Dataset rows:
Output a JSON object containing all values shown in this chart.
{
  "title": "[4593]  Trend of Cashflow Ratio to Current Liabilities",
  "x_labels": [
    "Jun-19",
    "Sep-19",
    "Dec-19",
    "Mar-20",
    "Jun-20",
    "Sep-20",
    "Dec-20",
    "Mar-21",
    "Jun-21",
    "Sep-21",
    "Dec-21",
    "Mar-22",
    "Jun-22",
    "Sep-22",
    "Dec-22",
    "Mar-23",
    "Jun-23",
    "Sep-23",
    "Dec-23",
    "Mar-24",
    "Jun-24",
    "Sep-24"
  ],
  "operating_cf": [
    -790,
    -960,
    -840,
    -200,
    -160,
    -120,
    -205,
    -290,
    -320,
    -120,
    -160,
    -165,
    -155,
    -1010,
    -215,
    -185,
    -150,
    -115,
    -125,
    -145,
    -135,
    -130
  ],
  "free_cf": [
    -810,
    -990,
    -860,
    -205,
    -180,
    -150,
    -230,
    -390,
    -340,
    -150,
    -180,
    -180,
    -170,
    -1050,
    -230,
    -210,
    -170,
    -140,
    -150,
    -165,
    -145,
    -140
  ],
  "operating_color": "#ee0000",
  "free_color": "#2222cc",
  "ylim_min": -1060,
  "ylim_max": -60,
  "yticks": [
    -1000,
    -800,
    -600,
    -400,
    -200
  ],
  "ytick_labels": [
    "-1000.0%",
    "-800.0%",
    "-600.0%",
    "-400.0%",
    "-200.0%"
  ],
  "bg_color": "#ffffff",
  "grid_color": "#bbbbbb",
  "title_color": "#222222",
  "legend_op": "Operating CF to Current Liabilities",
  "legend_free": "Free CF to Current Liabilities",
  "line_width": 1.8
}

Problem: Every line above should be printed again exactly as it stands.

Exercise output:
Output a JSON object containing all values shown in this chart.
{
  "title": "[4593]  Trend of Cashflow Ratio to Current Liabilities",
  "x_labels": [
    "Jun-19",
    "Sep-19",
    "Dec-19",
    "Mar-20",
    "Jun-20",
    "Sep-20",
    "Dec-20",
    "Mar-21",
    "Jun-21",
    "Sep-21",
    "Dec-21",
    "Mar-22",
    "Jun-22",
    "Sep-22",
    "Dec-22",
    "Mar-23",
    "Jun-23",
    "Sep-23",
    "Dec-23",
    "Mar-24",
    "Jun-24",
    "Sep-24"
  ],
  "operating_cf": [
    -790,
    -960,
    -840,
    -200,
    -160,
    -120,
    -205,
    -290,
    -320,
    -120,
    -160,
    -165,
    -155,
    -1010,
    -215,
    -185,
    -150,
    -115,
    -125,
    -145,
    -135,
    -130
  ],
  "free_cf": [
    -810,
    -990,
    -860,
    -205,
    -180,
    -150,
    -230,
    -390,
    -340,
    -150,
    -180,
    -180,
    -170,
    -1050,
    -230,
    -210,
    -170,
    -140,
    -150,
    -165,
    -145,
    -140
  ],
  "operating_color": "#ee0000",
  "free_color": "#2222cc",
  "ylim_min": -1060,
  "ylim_max": -60,
  "yticks": [
    -1000,
    -800,
    -600,
    -400,
    -200
  ],
  "ytick_labels": [
    "-1000.0%",
    "-800.0%",
    "-600.0%",
    "-400.0%",
    "-200.0%"
  ],
  "bg_color": "#ffffff",
  "grid_color": "#bbbbbb",
  "title_color": "#222222",
  "legend_op": "Operating CF to Current Liabilities",
  "legend_free": "Free CF to Current Liabilities",
  "line_width": 1.8
}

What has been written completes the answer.